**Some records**
>>>>

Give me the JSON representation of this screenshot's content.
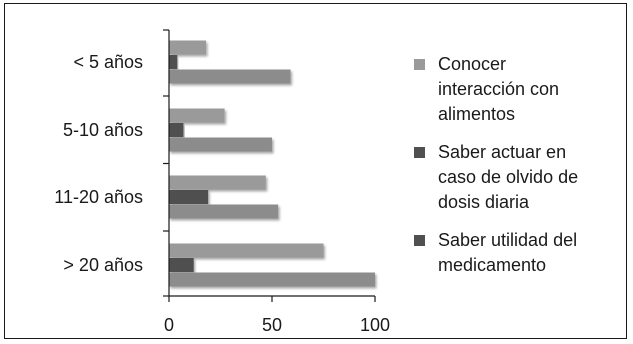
{
  "chart_data": {
    "type": "bar",
    "orientation": "horizontal",
    "categories": [
      "< 5 años",
      "5-10 años",
      "11-20 años",
      "> 20 años"
    ],
    "series": [
      {
        "name": "Conocer interacción con alimentos",
        "values": [
          18,
          27,
          47,
          75
        ],
        "color": "#9a9a9a"
      },
      {
        "name": "Saber actuar en caso de olvido de dosis diaria",
        "values": [
          4,
          7,
          19,
          12
        ],
        "color": "#505050"
      },
      {
        "name": "Saber utilidad del medicamento",
        "values": [
          59,
          50,
          53,
          100
        ],
        "color": "#8c8c8c"
      }
    ],
    "legend_lines": [
      [
        "Conocer",
        "interacción con",
        "alimentos"
      ],
      [
        "Saber actuar en",
        "caso de olvido de",
        "dosis diaria"
      ],
      [
        "Saber utilidad del",
        "medicamento"
      ]
    ],
    "legend_swatch_colors": [
      "#9a9a9a",
      "#505050",
      "#505050"
    ],
    "xticks": [
      0,
      50,
      100
    ],
    "xlim": [
      0,
      100
    ],
    "grid": false,
    "legend_position": "right"
  }
}
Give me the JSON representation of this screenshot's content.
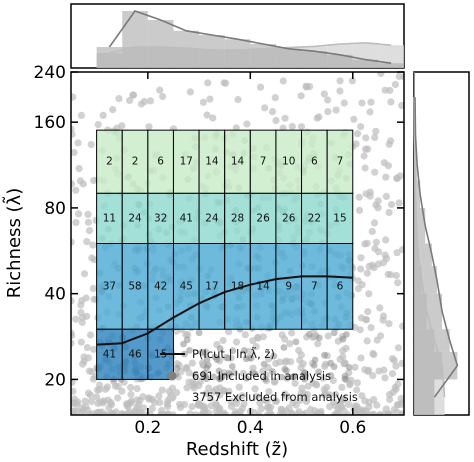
{
  "chart_data": {
    "type": "heatmap",
    "xlabel": "Redshift (z̃)",
    "ylabel": "Richness (λ̃)",
    "xlim": [
      0.05,
      0.7
    ],
    "ylim": [
      15,
      240
    ],
    "y_scale": "log",
    "x_ticks": [
      0.2,
      0.4,
      0.6
    ],
    "x_tick_labels": [
      "0.2",
      "0.4",
      "0.6"
    ],
    "y_ticks": [
      20,
      40,
      80,
      160,
      240
    ],
    "y_tick_labels": [
      "20",
      "40",
      "80",
      "160",
      "240"
    ],
    "z_edges": [
      0.1,
      0.15,
      0.2,
      0.25,
      0.3,
      0.35,
      0.4,
      0.45,
      0.5,
      0.55,
      0.6
    ],
    "lambda_edges": [
      20,
      30,
      60,
      90,
      150
    ],
    "bins": [
      {
        "row": 3,
        "counts": [
          2,
          2,
          6,
          17,
          14,
          14,
          7,
          10,
          6,
          7
        ],
        "color": "#c8ebc8"
      },
      {
        "row": 2,
        "counts": [
          11,
          24,
          32,
          41,
          24,
          28,
          26,
          26,
          22,
          15
        ],
        "color": "#8fdad0"
      },
      {
        "row": 1,
        "counts": [
          37,
          58,
          42,
          45,
          17,
          18,
          14,
          9,
          7,
          6
        ],
        "color": "#4dabd6"
      },
      {
        "row": 0,
        "counts": [
          41,
          46,
          15
        ],
        "color": "#2d84c0"
      }
    ],
    "curve": {
      "label": "P(Icut | ln λ̃, z̃)",
      "x": [
        0.1,
        0.15,
        0.2,
        0.25,
        0.3,
        0.35,
        0.4,
        0.45,
        0.5,
        0.55,
        0.6
      ],
      "y": [
        26.5,
        26.8,
        29,
        33,
        37,
        40.5,
        43,
        45,
        46,
        46,
        45.5
      ]
    },
    "legend": {
      "placement": "lower-right",
      "entries": [
        {
          "label": "P(Icut | ln λ̃, z̃)",
          "marker": "line",
          "color": "#111111"
        },
        {
          "label": "691 Included in analysis",
          "marker": "circle",
          "color": "#808080"
        },
        {
          "label": "3757 Excluded from analysis",
          "marker": "circle",
          "color": "#c8c8c8"
        }
      ]
    },
    "scatter_color_excluded": "#bdbdbd",
    "scatter_color_included": "#8c8c8c",
    "top_marginal": {
      "type": "histogram+kde",
      "bins": [
        0.1,
        0.15,
        0.2,
        0.25,
        0.3,
        0.35,
        0.4,
        0.45,
        0.5,
        0.55,
        0.6,
        0.65,
        0.7
      ],
      "included": [
        0.35,
        0.95,
        0.8,
        0.62,
        0.55,
        0.48,
        0.4,
        0.32,
        0.28,
        0.22,
        0.14,
        0.08
      ],
      "excluded": [
        0.25,
        0.35,
        0.35,
        0.33,
        0.3,
        0.3,
        0.32,
        0.34,
        0.36,
        0.4,
        0.42,
        0.38
      ]
    },
    "right_marginal": {
      "type": "histogram+kde",
      "bins": [
        15,
        20,
        25,
        30,
        40,
        50,
        60,
        80,
        100,
        130,
        160,
        240
      ],
      "included": [
        0.4,
        0.85,
        0.7,
        0.55,
        0.45,
        0.35,
        0.22,
        0.12,
        0.06,
        0.03,
        0.02
      ],
      "excluded": [
        0.6,
        0.55,
        0.4,
        0.25,
        0.15,
        0.08,
        0.05,
        0.03,
        0.02,
        0.01,
        0.005
      ]
    }
  }
}
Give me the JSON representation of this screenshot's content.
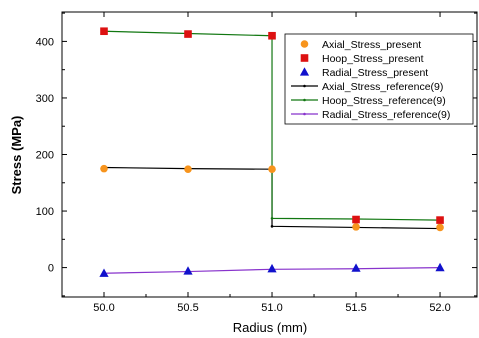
{
  "chart_data": {
    "type": "line",
    "xlabel": "Radius (mm)",
    "ylabel": "Stress (MPa)",
    "xlim": [
      49.75,
      52.22
    ],
    "ylim": [
      -52,
      452
    ],
    "xticks": [
      "50.0",
      "50.5",
      "51.0",
      "51.5",
      "52.0"
    ],
    "xtick_values": [
      50.0,
      50.5,
      51.0,
      51.5,
      52.0
    ],
    "yticks": [
      "0",
      "100",
      "200",
      "300",
      "400"
    ],
    "ytick_values": [
      0,
      100,
      200,
      300,
      400
    ],
    "legend_position": "top-right",
    "series": [
      {
        "name": "Axial_Stress_present",
        "kind": "marker",
        "marker": "circle",
        "color": "#F7941D",
        "x": [
          50.0,
          50.5,
          51.0,
          51.5,
          52.0
        ],
        "y": [
          175,
          174,
          174,
          72,
          71
        ]
      },
      {
        "name": "Hoop_Stress_present",
        "kind": "marker",
        "marker": "square",
        "color": "#DD1111",
        "x": [
          50.0,
          50.5,
          51.0,
          51.5,
          52.0
        ],
        "y": [
          418,
          413,
          410,
          85,
          84
        ]
      },
      {
        "name": "Radial_Stress_present",
        "kind": "marker",
        "marker": "triangle",
        "color": "#1111CC",
        "x": [
          50.0,
          50.5,
          51.0,
          51.5,
          52.0
        ],
        "y": [
          -10,
          -6,
          -2,
          -1,
          0
        ]
      },
      {
        "name": "Axial_Stress_reference(9)",
        "kind": "line",
        "color": "#000000",
        "x": [
          50.0,
          50.5,
          51.0,
          51.0,
          51.5,
          52.0
        ],
        "y": [
          177,
          175,
          174,
          73,
          71,
          69
        ]
      },
      {
        "name": "Hoop_Stress_reference(9)",
        "kind": "line",
        "color": "#117711",
        "x": [
          50.0,
          50.5,
          51.0,
          51.0,
          51.5,
          52.0
        ],
        "y": [
          418,
          414,
          410,
          87,
          86,
          84
        ]
      },
      {
        "name": "Radial_Stress_reference(9)",
        "kind": "line",
        "color": "#8833CC",
        "x": [
          50.0,
          50.5,
          51.0,
          51.5,
          52.0
        ],
        "y": [
          -10,
          -7,
          -3,
          -2,
          0
        ]
      }
    ]
  }
}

<<<<

**Work to be completed**
Report all lines of the data above that include the string "medicamento".

**Answer to the problem**
        "name": "Saber utilidad del medicamento",
        "medicamento"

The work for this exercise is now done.